## Records from a data collection:
=-=-=-=-=

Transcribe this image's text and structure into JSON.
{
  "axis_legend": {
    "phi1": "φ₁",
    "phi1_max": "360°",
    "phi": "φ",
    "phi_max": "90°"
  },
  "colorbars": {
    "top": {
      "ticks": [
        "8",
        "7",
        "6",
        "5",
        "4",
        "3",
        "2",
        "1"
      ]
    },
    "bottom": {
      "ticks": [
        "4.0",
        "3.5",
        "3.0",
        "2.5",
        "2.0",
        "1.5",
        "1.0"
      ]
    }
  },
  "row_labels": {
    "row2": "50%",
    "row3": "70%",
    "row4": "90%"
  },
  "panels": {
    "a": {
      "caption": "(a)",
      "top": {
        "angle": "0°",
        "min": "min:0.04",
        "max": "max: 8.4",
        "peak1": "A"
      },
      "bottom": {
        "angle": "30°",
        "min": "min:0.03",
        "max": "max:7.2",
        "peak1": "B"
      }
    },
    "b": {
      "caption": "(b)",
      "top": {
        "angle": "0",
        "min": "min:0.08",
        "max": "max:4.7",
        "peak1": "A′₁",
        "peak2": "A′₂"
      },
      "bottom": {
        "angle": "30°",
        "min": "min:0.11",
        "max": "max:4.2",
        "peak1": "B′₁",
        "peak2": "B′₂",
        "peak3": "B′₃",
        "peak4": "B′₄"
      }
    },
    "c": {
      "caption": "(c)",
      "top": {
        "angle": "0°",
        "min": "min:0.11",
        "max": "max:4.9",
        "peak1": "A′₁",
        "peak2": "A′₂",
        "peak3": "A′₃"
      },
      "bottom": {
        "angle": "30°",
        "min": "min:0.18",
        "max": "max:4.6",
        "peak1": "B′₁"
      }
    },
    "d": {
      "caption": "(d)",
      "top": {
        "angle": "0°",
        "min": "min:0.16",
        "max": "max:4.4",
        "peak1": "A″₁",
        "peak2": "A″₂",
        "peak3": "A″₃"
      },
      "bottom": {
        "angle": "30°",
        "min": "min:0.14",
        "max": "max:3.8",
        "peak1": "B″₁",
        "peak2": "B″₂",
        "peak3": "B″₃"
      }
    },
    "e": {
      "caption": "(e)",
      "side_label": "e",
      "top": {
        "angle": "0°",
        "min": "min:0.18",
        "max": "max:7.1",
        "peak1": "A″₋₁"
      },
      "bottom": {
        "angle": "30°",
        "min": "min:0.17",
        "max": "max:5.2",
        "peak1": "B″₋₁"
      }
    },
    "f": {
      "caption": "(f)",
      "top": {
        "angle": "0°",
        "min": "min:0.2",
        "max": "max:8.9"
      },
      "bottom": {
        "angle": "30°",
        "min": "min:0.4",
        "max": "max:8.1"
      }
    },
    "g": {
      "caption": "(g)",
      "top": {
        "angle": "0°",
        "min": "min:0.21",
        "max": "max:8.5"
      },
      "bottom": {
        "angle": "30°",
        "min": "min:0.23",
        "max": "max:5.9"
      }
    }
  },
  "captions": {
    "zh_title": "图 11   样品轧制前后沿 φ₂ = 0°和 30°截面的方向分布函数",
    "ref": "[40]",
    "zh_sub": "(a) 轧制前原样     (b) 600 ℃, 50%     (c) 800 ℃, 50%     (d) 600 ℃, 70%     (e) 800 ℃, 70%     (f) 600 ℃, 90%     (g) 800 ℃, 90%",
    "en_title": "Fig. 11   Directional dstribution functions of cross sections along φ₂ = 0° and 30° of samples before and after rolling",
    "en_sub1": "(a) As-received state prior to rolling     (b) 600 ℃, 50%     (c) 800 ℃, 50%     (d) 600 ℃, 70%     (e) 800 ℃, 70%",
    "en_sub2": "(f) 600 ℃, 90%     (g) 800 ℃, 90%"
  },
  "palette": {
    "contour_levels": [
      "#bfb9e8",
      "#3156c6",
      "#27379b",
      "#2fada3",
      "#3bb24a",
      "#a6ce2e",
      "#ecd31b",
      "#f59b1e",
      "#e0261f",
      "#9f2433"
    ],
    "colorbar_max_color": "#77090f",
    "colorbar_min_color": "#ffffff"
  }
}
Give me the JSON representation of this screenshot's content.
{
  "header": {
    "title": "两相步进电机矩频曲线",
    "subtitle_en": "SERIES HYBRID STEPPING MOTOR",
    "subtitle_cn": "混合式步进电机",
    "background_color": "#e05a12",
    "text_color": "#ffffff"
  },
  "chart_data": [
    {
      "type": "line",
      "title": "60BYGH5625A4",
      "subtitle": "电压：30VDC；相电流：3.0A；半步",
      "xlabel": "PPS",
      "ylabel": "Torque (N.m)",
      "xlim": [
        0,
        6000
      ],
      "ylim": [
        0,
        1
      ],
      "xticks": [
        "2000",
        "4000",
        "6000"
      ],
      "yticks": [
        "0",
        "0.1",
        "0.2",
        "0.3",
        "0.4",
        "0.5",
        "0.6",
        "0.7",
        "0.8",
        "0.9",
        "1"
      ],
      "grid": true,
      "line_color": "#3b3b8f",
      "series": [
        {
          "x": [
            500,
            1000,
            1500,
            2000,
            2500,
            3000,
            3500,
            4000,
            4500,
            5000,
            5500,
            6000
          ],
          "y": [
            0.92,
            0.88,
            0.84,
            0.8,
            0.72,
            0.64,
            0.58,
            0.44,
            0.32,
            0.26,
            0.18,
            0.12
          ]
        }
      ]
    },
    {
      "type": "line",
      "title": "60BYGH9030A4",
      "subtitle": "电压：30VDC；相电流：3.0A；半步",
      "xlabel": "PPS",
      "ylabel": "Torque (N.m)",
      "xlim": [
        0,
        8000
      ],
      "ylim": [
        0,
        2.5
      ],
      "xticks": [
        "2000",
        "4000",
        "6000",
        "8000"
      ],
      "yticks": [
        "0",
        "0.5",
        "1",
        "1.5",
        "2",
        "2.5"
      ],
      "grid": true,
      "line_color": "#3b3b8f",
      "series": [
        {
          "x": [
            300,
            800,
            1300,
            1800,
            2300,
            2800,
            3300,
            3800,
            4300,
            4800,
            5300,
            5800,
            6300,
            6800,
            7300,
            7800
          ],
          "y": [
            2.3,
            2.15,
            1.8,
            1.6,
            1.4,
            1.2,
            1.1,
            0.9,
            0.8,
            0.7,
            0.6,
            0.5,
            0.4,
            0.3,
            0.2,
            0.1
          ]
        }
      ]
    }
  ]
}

=-=-=-=-=

## Job:
Every entry must be retyped in full, exactly as given.

## Full solution:
Transcribe this image's text and structure into JSON.
{
  "axis_legend": {
    "phi1": "φ₁",
    "phi1_max": "360°",
    "phi": "φ",
    "phi_max": "90°"
  },
  "colorbars": {
    "top": {
      "ticks": [
        "8",
        "7",
        "6",
        "5",
        "4",
        "3",
        "2",
        "1"
      ]
    },
    "bottom": {
      "ticks": [
        "4.0",
        "3.5",
        "3.0",
        "2.5",
        "2.0",
        "1.5",
        "1.0"
      ]
    }
  },
  "row_labels": {
    "row2": "50%",
    "row3": "70%",
    "row4": "90%"
  },
  "panels": {
    "a": {
      "caption": "(a)",
      "top": {
        "angle": "0°",
        "min": "min:0.04",
        "max": "max: 8.4",
        "peak1": "A"
      },
      "bottom": {
        "angle": "30°",
        "min": "min:0.03",
        "max": "max:7.2",
        "peak1": "B"
      }
    },
    "b": {
      "caption": "(b)",
      "top": {
        "angle": "0",
        "min": "min:0.08",
        "max": "max:4.7",
        "peak1": "A′₁",
        "peak2": "A′₂"
      },
      "bottom": {
        "angle": "30°",
        "min": "min:0.11",
        "max": "max:4.2",
        "peak1": "B′₁",
        "peak2": "B′₂",
        "peak3": "B′₃",
        "peak4": "B′₄"
      }
    },
    "c": {
      "caption": "(c)",
      "top": {
        "angle": "0°",
        "min": "min:0.11",
        "max": "max:4.9",
        "peak1": "A′₁",
        "peak2": "A′₂",
        "peak3": "A′₃"
      },
      "bottom": {
        "angle": "30°",
        "min": "min:0.18",
        "max": "max:4.6",
        "peak1": "B′₁"
      }
    },
    "d": {
      "caption": "(d)",
      "top": {
        "angle": "0°",
        "min": "min:0.16",
        "max": "max:4.4",
        "peak1": "A″₁",
        "peak2": "A″₂",
        "peak3": "A″₃"
      },
      "bottom": {
        "angle": "30°",
        "min": "min:0.14",
        "max": "max:3.8",
        "peak1": "B″₁",
        "peak2": "B″₂",
        "peak3": "B″₃"
      }
    },
    "e": {
      "caption": "(e)",
      "side_label": "e",
      "top": {
        "angle": "0°",
        "min": "min:0.18",
        "max": "max:7.1",
        "peak1": "A″₋₁"
      },
      "bottom": {
        "angle": "30°",
        "min": "min:0.17",
        "max": "max:5.2",
        "peak1": "B″₋₁"
      }
    },
    "f": {
      "caption": "(f)",
      "top": {
        "angle": "0°",
        "min": "min:0.2",
        "max": "max:8.9"
      },
      "bottom": {
        "angle": "30°",
        "min": "min:0.4",
        "max": "max:8.1"
      }
    },
    "g": {
      "caption": "(g)",
      "top": {
        "angle": "0°",
        "min": "min:0.21",
        "max": "max:8.5"
      },
      "bottom": {
        "angle": "30°",
        "min": "min:0.23",
        "max": "max:5.9"
      }
    }
  },
  "captions": {
    "zh_title": "图 11   样品轧制前后沿 φ₂ = 0°和 30°截面的方向分布函数",
    "ref": "[40]",
    "zh_sub": "(a) 轧制前原样     (b) 600 ℃, 50%     (c) 800 ℃, 50%     (d) 600 ℃, 70%     (e) 800 ℃, 70%     (f) 600 ℃, 90%     (g) 800 ℃, 90%",
    "en_title": "Fig. 11   Directional dstribution functions of cross sections along φ₂ = 0° and 30° of samples before and after rolling",
    "en_sub1": "(a) As-received state prior to rolling     (b) 600 ℃, 50%     (c) 800 ℃, 50%     (d) 600 ℃, 70%     (e) 800 ℃, 70%",
    "en_sub2": "(f) 600 ℃, 90%     (g) 800 ℃, 90%"
  },
  "palette": {
    "contour_levels": [
      "#bfb9e8",
      "#3156c6",
      "#27379b",
      "#2fada3",
      "#3bb24a",
      "#a6ce2e",
      "#ecd31b",
      "#f59b1e",
      "#e0261f",
      "#9f2433"
    ],
    "colorbar_max_color": "#77090f",
    "colorbar_min_color": "#ffffff"
  }
}
Give me the JSON representation of this screenshot's content.
{
  "header": {
    "title": "两相步进电机矩频曲线",
    "subtitle_en": "SERIES HYBRID STEPPING MOTOR",
    "subtitle_cn": "混合式步进电机",
    "background_color": "#e05a12",
    "text_color": "#ffffff"
  },
  "chart_data": [
    {
      "type": "line",
      "title": "60BYGH5625A4",
      "subtitle": "电压：30VDC；相电流：3.0A；半步",
      "xlabel": "PPS",
      "ylabel": "Torque (N.m)",
      "xlim": [
        0,
        6000
      ],
      "ylim": [
        0,
        1
      ],
      "xticks": [
        "2000",
        "4000",
        "6000"
      ],
      "yticks": [
        "0",
        "0.1",
        "0.2",
        "0.3",
        "0.4",
        "0.5",
        "0.6",
        "0.7",
        "0.8",
        "0.9",
        "1"
      ],
      "grid": true,
      "line_color": "#3b3b8f",
      "series": [
        {
          "x": [
            500,
            1000,
            1500,
            2000,
            2500,
            3000,
            3500,
            4000,
            4500,
            5000,
            5500,
            6000
          ],
          "y": [
            0.92,
            0.88,
            0.84,
            0.8,
            0.72,
            0.64,
            0.58,
            0.44,
            0.32,
            0.26,
            0.18,
            0.12
          ]
        }
      ]
    },
    {
      "type": "line",
      "title": "60BYGH9030A4",
      "subtitle": "电压：30VDC；相电流：3.0A；半步",
      "xlabel": "PPS",
      "ylabel": "Torque (N.m)",
      "xlim": [
        0,
        8000
      ],
      "ylim": [
        0,
        2.5
      ],
      "xticks": [
        "2000",
        "4000",
        "6000",
        "8000"
      ],
      "yticks": [
        "0",
        "0.5",
        "1",
        "1.5",
        "2",
        "2.5"
      ],
      "grid": true,
      "line_color": "#3b3b8f",
      "series": [
        {
          "x": [
            300,
            800,
            1300,
            1800,
            2300,
            2800,
            3300,
            3800,
            4300,
            4800,
            5300,
            5800,
            6300,
            6800,
            7300,
            7800
          ],
          "y": [
            2.3,
            2.15,
            1.8,
            1.6,
            1.4,
            1.2,
            1.1,
            0.9,
            0.8,
            0.7,
            0.6,
            0.5,
            0.4,
            0.3,
            0.2,
            0.1
          ]
        }
      ]
    }
  ]
}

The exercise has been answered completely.